▸ SET PROBLEM:
Read the listing and extract each line that includes the word "Graduation".

▸ RECORDED INFORMATION:
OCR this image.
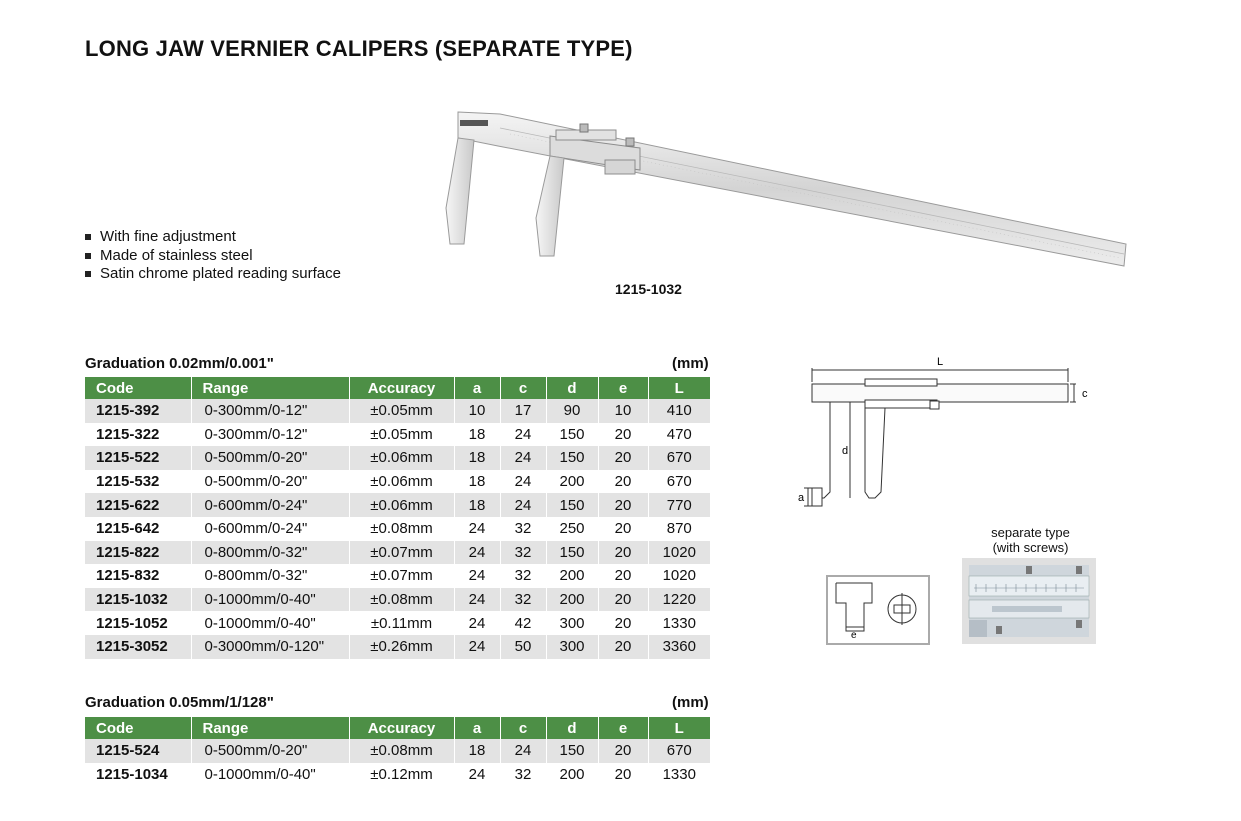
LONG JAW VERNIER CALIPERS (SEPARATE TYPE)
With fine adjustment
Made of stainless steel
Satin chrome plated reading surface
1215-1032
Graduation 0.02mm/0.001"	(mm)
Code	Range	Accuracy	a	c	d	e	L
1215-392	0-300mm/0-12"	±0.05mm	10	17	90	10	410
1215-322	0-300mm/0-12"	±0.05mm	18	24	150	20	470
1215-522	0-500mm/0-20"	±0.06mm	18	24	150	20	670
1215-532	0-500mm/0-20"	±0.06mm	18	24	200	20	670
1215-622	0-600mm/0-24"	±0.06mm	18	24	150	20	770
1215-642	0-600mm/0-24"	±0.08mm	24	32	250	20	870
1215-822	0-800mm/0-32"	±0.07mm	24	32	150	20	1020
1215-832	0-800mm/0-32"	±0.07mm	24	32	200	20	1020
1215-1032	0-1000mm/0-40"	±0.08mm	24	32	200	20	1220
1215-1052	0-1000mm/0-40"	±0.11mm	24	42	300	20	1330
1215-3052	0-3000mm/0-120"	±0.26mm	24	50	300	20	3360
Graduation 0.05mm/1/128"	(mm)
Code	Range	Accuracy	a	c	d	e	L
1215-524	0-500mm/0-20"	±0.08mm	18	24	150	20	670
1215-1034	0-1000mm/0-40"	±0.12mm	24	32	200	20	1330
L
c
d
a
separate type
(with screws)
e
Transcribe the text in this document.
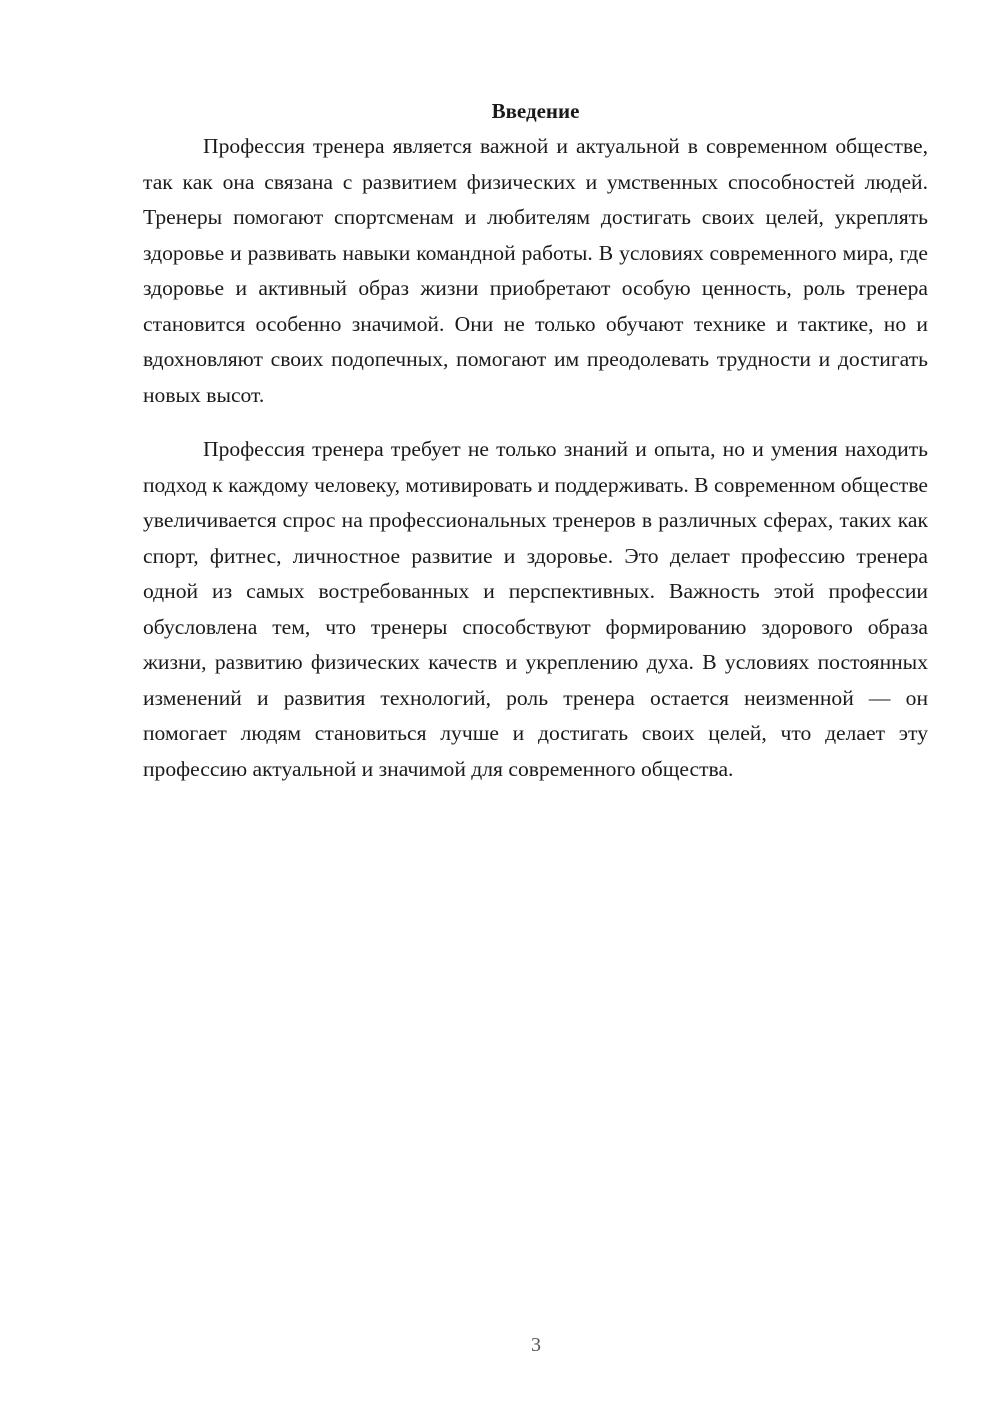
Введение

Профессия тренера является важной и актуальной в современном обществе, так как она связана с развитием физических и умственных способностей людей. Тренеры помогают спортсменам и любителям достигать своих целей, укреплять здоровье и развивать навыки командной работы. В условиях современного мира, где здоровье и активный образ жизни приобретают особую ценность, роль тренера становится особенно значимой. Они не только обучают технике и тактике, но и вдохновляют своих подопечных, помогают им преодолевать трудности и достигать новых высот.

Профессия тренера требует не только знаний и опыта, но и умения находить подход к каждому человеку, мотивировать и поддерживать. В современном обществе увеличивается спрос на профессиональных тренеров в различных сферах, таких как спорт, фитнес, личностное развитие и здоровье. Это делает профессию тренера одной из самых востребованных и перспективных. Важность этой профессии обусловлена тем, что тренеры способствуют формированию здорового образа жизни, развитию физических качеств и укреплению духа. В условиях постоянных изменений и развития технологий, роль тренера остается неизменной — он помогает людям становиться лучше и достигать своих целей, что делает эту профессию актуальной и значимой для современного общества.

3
---
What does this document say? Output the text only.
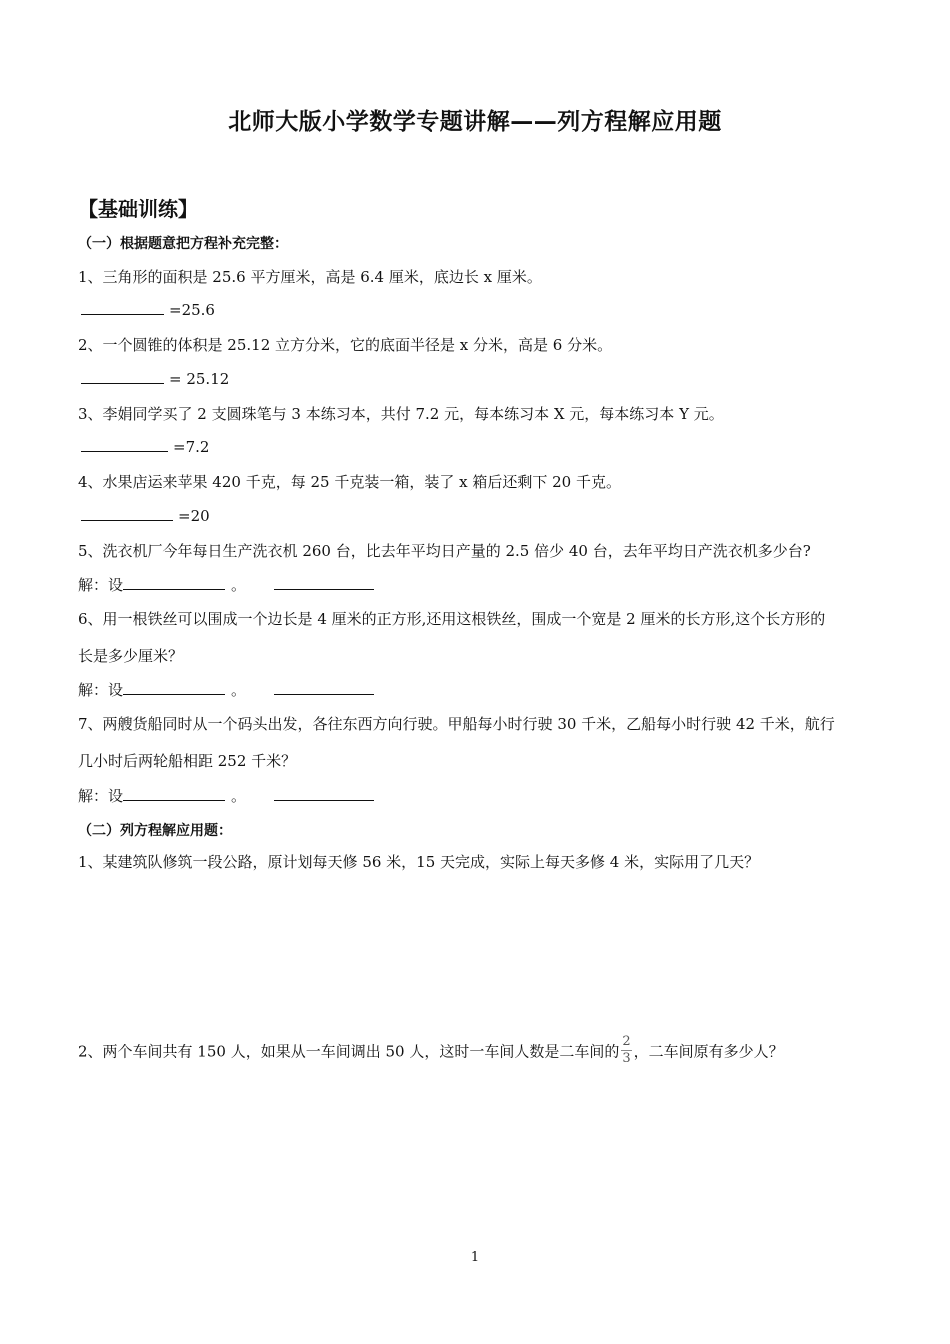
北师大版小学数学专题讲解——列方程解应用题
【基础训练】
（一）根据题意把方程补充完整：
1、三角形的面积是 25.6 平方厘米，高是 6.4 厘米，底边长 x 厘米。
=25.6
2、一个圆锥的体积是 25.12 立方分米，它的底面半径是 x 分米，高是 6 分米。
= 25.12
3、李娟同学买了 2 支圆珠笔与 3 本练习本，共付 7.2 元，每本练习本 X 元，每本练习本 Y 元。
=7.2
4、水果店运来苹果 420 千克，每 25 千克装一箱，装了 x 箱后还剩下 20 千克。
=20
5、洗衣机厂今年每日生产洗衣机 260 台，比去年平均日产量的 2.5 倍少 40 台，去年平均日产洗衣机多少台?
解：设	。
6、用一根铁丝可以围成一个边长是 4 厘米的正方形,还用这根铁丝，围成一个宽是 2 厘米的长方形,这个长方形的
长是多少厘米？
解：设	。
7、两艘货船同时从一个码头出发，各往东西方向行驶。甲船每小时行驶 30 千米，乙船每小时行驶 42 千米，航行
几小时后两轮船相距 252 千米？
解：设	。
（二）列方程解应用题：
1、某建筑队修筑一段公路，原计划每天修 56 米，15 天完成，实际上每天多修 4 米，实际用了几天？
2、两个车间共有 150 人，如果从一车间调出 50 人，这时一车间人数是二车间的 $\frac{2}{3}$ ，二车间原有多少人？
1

▸ CORRECT RESULT:
Graduation 0.02mm/0.001"	(mm)
Graduation 0.05mm/1/128"	(mm)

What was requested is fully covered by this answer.